(Items stored from a collection)
____________

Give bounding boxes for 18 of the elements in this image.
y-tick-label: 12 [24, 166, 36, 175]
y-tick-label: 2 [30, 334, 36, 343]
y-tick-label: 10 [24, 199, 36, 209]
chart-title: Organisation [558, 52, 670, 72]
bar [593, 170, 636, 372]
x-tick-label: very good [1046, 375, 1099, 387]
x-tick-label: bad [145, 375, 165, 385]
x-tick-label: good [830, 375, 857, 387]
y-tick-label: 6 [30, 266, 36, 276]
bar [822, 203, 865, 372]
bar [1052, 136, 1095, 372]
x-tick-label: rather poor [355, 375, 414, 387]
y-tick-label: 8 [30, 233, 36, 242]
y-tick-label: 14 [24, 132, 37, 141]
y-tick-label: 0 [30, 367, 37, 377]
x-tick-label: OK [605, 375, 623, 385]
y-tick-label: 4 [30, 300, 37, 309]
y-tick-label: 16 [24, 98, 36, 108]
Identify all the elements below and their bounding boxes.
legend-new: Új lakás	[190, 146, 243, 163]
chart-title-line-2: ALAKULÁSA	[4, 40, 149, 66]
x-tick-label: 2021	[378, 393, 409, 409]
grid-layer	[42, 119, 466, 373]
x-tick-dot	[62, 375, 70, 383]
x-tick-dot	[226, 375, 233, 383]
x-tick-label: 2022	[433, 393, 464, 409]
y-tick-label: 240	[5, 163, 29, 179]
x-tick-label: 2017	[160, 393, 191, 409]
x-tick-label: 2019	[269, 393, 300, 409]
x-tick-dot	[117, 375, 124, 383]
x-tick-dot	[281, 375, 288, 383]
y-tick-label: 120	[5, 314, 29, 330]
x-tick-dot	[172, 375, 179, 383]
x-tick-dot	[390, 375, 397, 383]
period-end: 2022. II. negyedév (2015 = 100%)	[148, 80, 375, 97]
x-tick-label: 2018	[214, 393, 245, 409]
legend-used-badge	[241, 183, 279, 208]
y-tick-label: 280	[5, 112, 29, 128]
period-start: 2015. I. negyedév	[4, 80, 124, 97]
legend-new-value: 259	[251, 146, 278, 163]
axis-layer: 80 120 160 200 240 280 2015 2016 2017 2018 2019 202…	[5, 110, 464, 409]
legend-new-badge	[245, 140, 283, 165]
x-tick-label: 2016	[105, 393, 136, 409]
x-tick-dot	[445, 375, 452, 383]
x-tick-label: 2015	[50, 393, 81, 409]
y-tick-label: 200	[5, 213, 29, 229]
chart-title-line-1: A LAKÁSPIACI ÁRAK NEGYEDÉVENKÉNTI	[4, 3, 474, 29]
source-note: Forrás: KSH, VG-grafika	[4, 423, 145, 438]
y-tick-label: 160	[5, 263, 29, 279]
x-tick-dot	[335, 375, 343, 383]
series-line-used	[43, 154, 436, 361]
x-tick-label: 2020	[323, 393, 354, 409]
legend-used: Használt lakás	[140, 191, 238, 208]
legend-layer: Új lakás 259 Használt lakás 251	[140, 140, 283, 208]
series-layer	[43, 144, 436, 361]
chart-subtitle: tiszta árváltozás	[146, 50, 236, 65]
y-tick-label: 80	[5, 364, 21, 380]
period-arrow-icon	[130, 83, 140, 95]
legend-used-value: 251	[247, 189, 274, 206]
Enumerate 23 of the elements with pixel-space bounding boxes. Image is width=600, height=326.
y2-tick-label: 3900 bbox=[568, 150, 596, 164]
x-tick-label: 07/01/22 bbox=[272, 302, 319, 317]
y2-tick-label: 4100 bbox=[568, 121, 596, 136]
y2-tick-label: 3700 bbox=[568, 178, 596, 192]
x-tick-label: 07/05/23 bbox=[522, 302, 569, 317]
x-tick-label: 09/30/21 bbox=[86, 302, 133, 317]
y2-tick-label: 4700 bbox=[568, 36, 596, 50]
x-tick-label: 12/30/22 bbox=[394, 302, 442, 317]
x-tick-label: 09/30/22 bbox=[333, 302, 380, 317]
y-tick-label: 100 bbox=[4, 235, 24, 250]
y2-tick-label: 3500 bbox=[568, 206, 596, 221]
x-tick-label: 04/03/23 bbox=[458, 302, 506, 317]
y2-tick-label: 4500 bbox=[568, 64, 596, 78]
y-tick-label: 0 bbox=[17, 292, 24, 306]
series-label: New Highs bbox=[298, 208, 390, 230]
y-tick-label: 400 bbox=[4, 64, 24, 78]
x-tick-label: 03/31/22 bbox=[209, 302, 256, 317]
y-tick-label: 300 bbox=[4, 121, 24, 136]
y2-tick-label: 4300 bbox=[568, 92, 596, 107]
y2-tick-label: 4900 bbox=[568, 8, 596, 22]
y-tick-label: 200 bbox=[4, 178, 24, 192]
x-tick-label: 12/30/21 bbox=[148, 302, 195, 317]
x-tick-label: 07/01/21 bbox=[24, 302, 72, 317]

____________

- _Directive_
Revise the entries from the very first line through the line containing "x-tick-label: bad [145, 375, 165, 385]", replacing "very good" with "excellent" and keeping everything else the same.

- _Response_
Give bounding boxes for 18 of the elements in this image.
y-tick-label: 12 [24, 166, 36, 175]
y-tick-label: 2 [30, 334, 36, 343]
y-tick-label: 10 [24, 199, 36, 209]
chart-title: Organisation [558, 52, 670, 72]
bar [593, 170, 636, 372]
x-tick-label: excellent [1046, 375, 1099, 387]
x-tick-label: bad [145, 375, 165, 385]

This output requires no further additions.